** START Information given **
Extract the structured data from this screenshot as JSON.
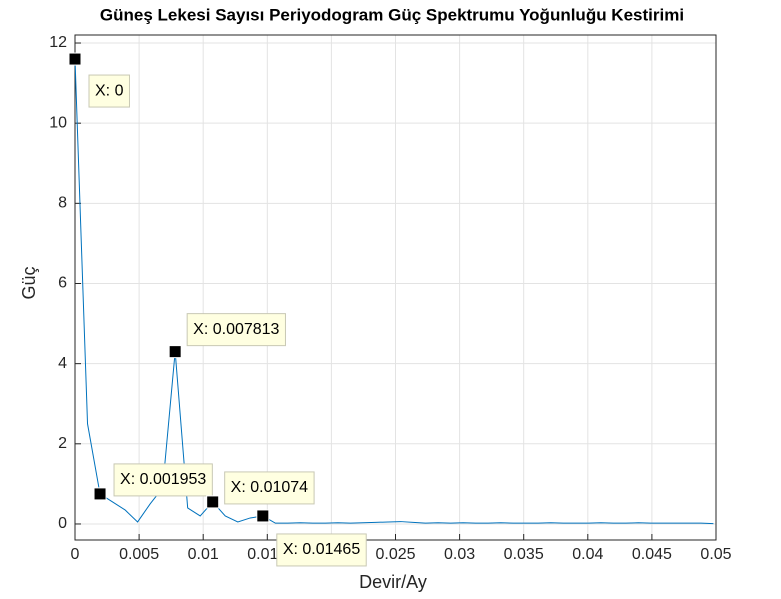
{
  "chart_data": {
    "type": "line",
    "title": "Güneş Lekesi Sayısı Periyodogram Güç Spektrumu Yoğunluğu Kestirimi",
    "x_label": "Devir/Ay",
    "y_label": "Güç",
    "x": [
      0,
      0.000977,
      0.001953,
      0.00293,
      0.003906,
      0.004883,
      0.005859,
      0.006836,
      0.007813,
      0.008789,
      0.009766,
      0.01074,
      0.01172,
      0.0127,
      0.01367,
      0.01465,
      0.01563,
      0.0166,
      0.01758,
      0.01855,
      0.01953,
      0.02051,
      0.02148,
      0.02246,
      0.02344,
      0.02441,
      0.02539,
      0.02637,
      0.02734,
      0.02832,
      0.0293,
      0.03027,
      0.03125,
      0.03223,
      0.0332,
      0.03418,
      0.03516,
      0.03613,
      0.03711,
      0.03809,
      0.03906,
      0.04004,
      0.04102,
      0.04199,
      0.04297,
      0.04395,
      0.04492,
      0.0459,
      0.04688,
      0.04785,
      0.04883,
      0.0498
    ],
    "series": [
      {
        "name": "Güç",
        "color": "#0072bd",
        "values": [
          11.6,
          2.5,
          0.75,
          0.55,
          0.35,
          0.05,
          0.5,
          0.9,
          4.3,
          0.4,
          0.2,
          0.55,
          0.2,
          0.05,
          0.15,
          0.2,
          0.02,
          0.02,
          0.03,
          0.02,
          0.02,
          0.03,
          0.02,
          0.03,
          0.04,
          0.05,
          0.06,
          0.04,
          0.02,
          0.03,
          0.02,
          0.03,
          0.02,
          0.02,
          0.03,
          0.02,
          0.02,
          0.02,
          0.03,
          0.02,
          0.02,
          0.02,
          0.03,
          0.02,
          0.02,
          0.03,
          0.02,
          0.02,
          0.02,
          0.02,
          0.02,
          0.01
        ]
      }
    ],
    "datatips": [
      {
        "label": "X: 0",
        "x": 0,
        "y": 11.6
      },
      {
        "label": "X: 0.001953",
        "x": 0.001953,
        "y": 0.75
      },
      {
        "label": "X: 0.007813",
        "x": 0.007813,
        "y": 4.3
      },
      {
        "label": "X: 0.01074",
        "x": 0.01074,
        "y": 0.55
      },
      {
        "label": "X: 0.01465",
        "x": 0.01465,
        "y": 0.2
      }
    ],
    "xlim": [
      0,
      0.05
    ],
    "ylim": [
      -0.4,
      12.2
    ],
    "xticks": [
      0,
      0.005,
      0.01,
      0.015,
      0.02,
      0.025,
      0.03,
      0.035,
      0.04,
      0.045,
      0.05
    ],
    "yticks": [
      0,
      2,
      4,
      6,
      8,
      10,
      12
    ],
    "grid": true
  }
}
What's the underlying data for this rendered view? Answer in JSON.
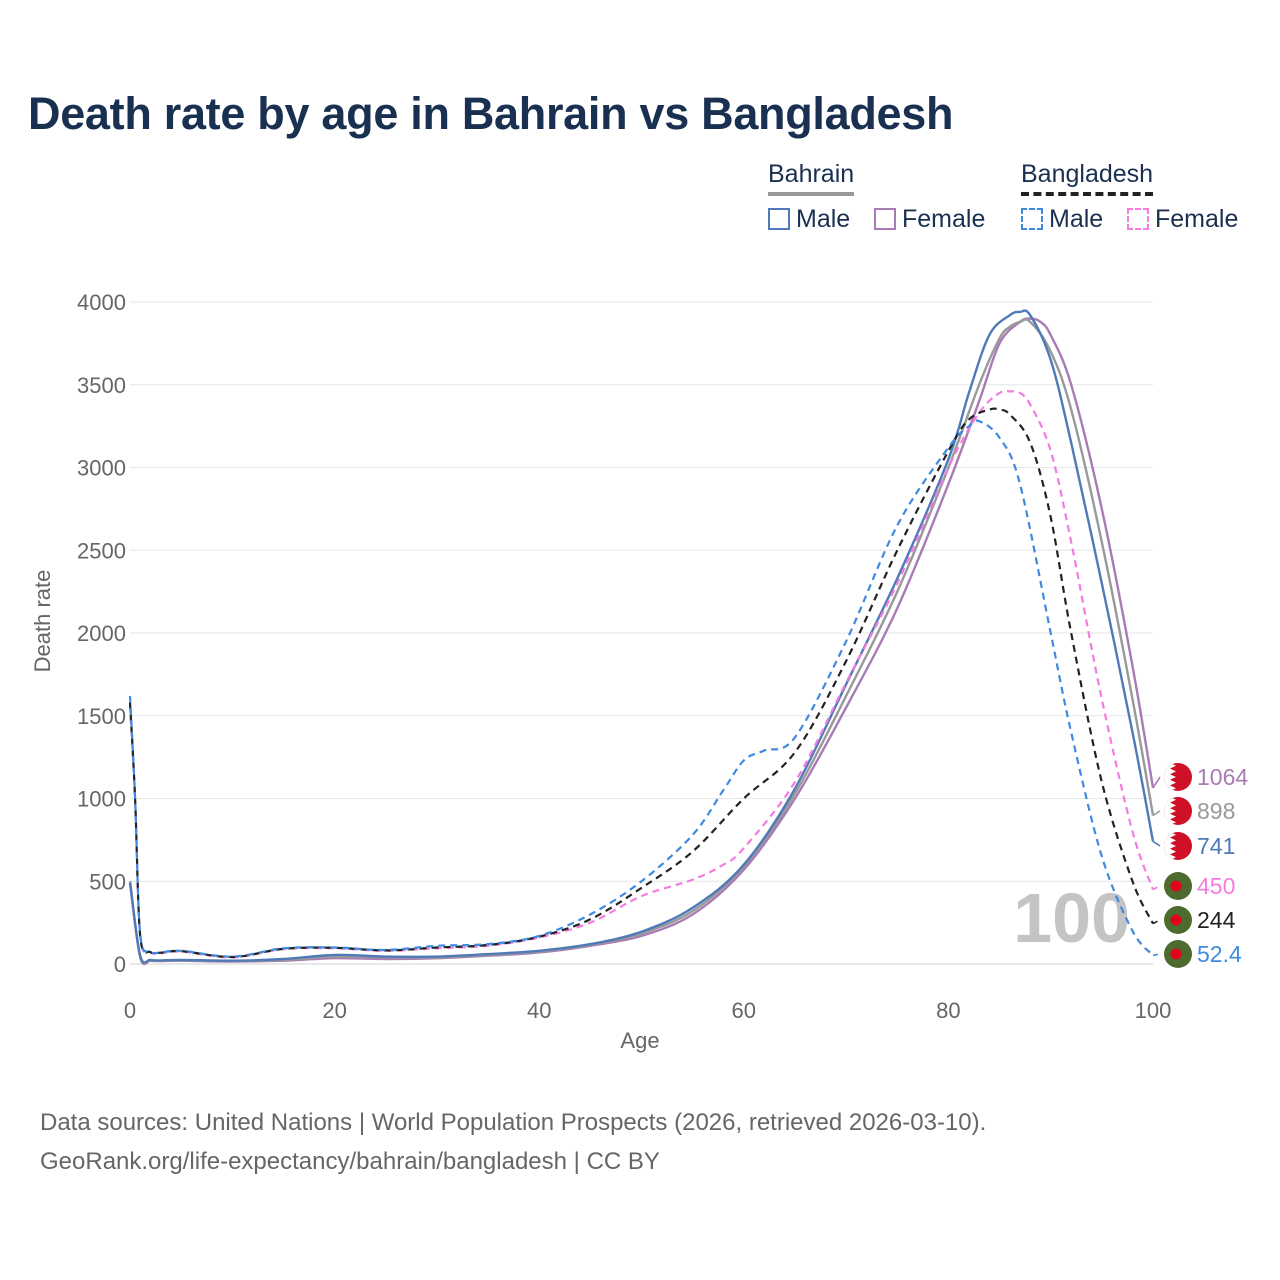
{
  "chart_data": {
    "type": "line",
    "title": "Death rate by age in Bahrain vs Bangladesh",
    "xlabel": "Age",
    "ylabel": "Death rate",
    "xlim": [
      0,
      100
    ],
    "ylim": [
      0,
      4000
    ],
    "xticks": [
      0,
      20,
      40,
      60,
      80,
      100
    ],
    "yticks": [
      0,
      500,
      1000,
      1500,
      2000,
      2500,
      3000,
      3500,
      4000
    ],
    "current_age_label": "100",
    "legend": {
      "groups": [
        {
          "name": "Bahrain",
          "items": [
            "Male",
            "Female"
          ]
        },
        {
          "name": "Bangladesh",
          "items": [
            "Male",
            "Female"
          ]
        }
      ]
    },
    "series": [
      {
        "name": "Bahrain Female",
        "country": "Bahrain",
        "sex": "Female",
        "color": "#a97bb5",
        "dashed": false,
        "end_label": "1064",
        "x": [
          0,
          1,
          2,
          3,
          5,
          10,
          15,
          20,
          25,
          30,
          35,
          40,
          45,
          50,
          55,
          60,
          65,
          70,
          75,
          80,
          83,
          85,
          87,
          88,
          89,
          90,
          92,
          95,
          98,
          100
        ],
        "values": [
          500,
          40,
          20,
          18,
          20,
          15,
          20,
          35,
          30,
          35,
          50,
          70,
          110,
          170,
          300,
          570,
          1000,
          1550,
          2150,
          2900,
          3400,
          3750,
          3880,
          3900,
          3880,
          3800,
          3500,
          2750,
          1800,
          1064
        ]
      },
      {
        "name": "Bahrain Total",
        "country": "Bahrain",
        "sex": "Total",
        "color": "#999999",
        "dashed": false,
        "end_label": "898",
        "x": [
          0,
          1,
          2,
          3,
          5,
          10,
          15,
          20,
          25,
          30,
          35,
          40,
          45,
          50,
          55,
          60,
          65,
          70,
          75,
          80,
          83,
          85,
          86,
          87,
          88,
          90,
          92,
          95,
          98,
          100
        ],
        "values": [
          500,
          45,
          22,
          20,
          22,
          18,
          25,
          45,
          40,
          40,
          55,
          75,
          115,
          185,
          320,
          590,
          1030,
          1620,
          2250,
          3000,
          3500,
          3780,
          3850,
          3880,
          3880,
          3700,
          3350,
          2550,
          1600,
          898
        ]
      },
      {
        "name": "Bahrain Male",
        "country": "Bahrain",
        "sex": "Male",
        "color": "#4f7ab8",
        "dashed": false,
        "end_label": "741",
        "x": [
          0,
          1,
          2,
          3,
          5,
          10,
          15,
          20,
          25,
          30,
          35,
          40,
          45,
          50,
          55,
          60,
          65,
          70,
          75,
          80,
          82,
          84,
          86,
          87,
          88,
          90,
          92,
          95,
          98,
          100
        ],
        "values": [
          490,
          50,
          25,
          22,
          25,
          20,
          30,
          55,
          45,
          45,
          60,
          80,
          120,
          195,
          340,
          600,
          1060,
          1690,
          2330,
          3050,
          3450,
          3800,
          3920,
          3940,
          3920,
          3650,
          3150,
          2300,
          1400,
          741
        ]
      },
      {
        "name": "Bangladesh Female",
        "country": "Bangladesh",
        "sex": "Female",
        "color": "#f57be0",
        "dashed": true,
        "end_label": "450",
        "x": [
          0,
          0.5,
          1,
          2,
          3,
          5,
          10,
          15,
          20,
          25,
          30,
          35,
          40,
          45,
          50,
          55,
          58,
          60,
          65,
          70,
          75,
          80,
          83,
          85,
          86,
          87,
          88,
          90,
          92,
          95,
          98,
          100
        ],
        "values": [
          1560,
          1000,
          170,
          70,
          65,
          75,
          40,
          90,
          95,
          80,
          95,
          110,
          160,
          250,
          410,
          510,
          600,
          700,
          1100,
          1700,
          2300,
          3000,
          3330,
          3450,
          3460,
          3450,
          3380,
          3100,
          2550,
          1600,
          800,
          450
        ]
      },
      {
        "name": "Bangladesh Total",
        "country": "Bangladesh",
        "sex": "Total",
        "color": "#222222",
        "dashed": true,
        "end_label": "244",
        "x": [
          0,
          0.5,
          1,
          2,
          3,
          5,
          10,
          15,
          20,
          25,
          30,
          35,
          40,
          45,
          50,
          55,
          60,
          65,
          70,
          75,
          80,
          82,
          84,
          85,
          86,
          88,
          90,
          92,
          95,
          98,
          100
        ],
        "values": [
          1580,
          1000,
          170,
          72,
          68,
          78,
          42,
          92,
          98,
          82,
          100,
          115,
          165,
          270,
          460,
          680,
          1000,
          1280,
          1830,
          2500,
          3100,
          3290,
          3350,
          3350,
          3320,
          3150,
          2700,
          2000,
          1100,
          500,
          244
        ]
      },
      {
        "name": "Bangladesh Male",
        "country": "Bangladesh",
        "sex": "Male",
        "color": "#3d8ae0",
        "dashed": true,
        "end_label": "52.4",
        "x": [
          0,
          0.5,
          1,
          2,
          3,
          5,
          10,
          15,
          20,
          25,
          30,
          35,
          40,
          45,
          50,
          55,
          58,
          60,
          62,
          65,
          70,
          75,
          80,
          82,
          83,
          85,
          87,
          90,
          92,
          95,
          98,
          100
        ],
        "values": [
          1620,
          1000,
          180,
          75,
          70,
          80,
          45,
          95,
          100,
          85,
          110,
          120,
          170,
          300,
          500,
          780,
          1050,
          1230,
          1290,
          1370,
          1950,
          2650,
          3120,
          3250,
          3280,
          3180,
          2900,
          2000,
          1400,
          650,
          200,
          52.4
        ]
      }
    ],
    "end_markers": [
      {
        "series": "Bahrain Female",
        "flag": "Bahrain"
      },
      {
        "series": "Bahrain Total",
        "flag": "Bahrain"
      },
      {
        "series": "Bahrain Male",
        "flag": "Bahrain"
      },
      {
        "series": "Bangladesh Female",
        "flag": "Bangladesh"
      },
      {
        "series": "Bangladesh Total",
        "flag": "Bangladesh"
      },
      {
        "series": "Bangladesh Male",
        "flag": "Bangladesh"
      }
    ]
  },
  "colors": {
    "title": "#1a3050",
    "axis_text": "#666666",
    "grid": "#e6e6e6",
    "bahrain_flag_red": "#ce1126",
    "bangladesh_flag_green": "#4d6b2e",
    "bangladesh_flag_red": "#e3001b",
    "watermark": "#c4c4c4"
  },
  "footer": {
    "sources": "Data sources: United Nations | World Population Prospects (2026, retrieved 2026-03-10).",
    "url": "GeoRank.org/life-expectancy/bahrain/bangladesh | CC BY"
  }
}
** END Information given **
> Short problem
Copy each line that holds the word "Female".

> Answer to the exercise
            "Female"
            "Female"
        "name": "Bahrain Female",
        "sex": "Female",
        "name": "Bangladesh Female",
        "sex": "Female",
        "series": "Bahrain Female",
        "series": "Bangladesh Female",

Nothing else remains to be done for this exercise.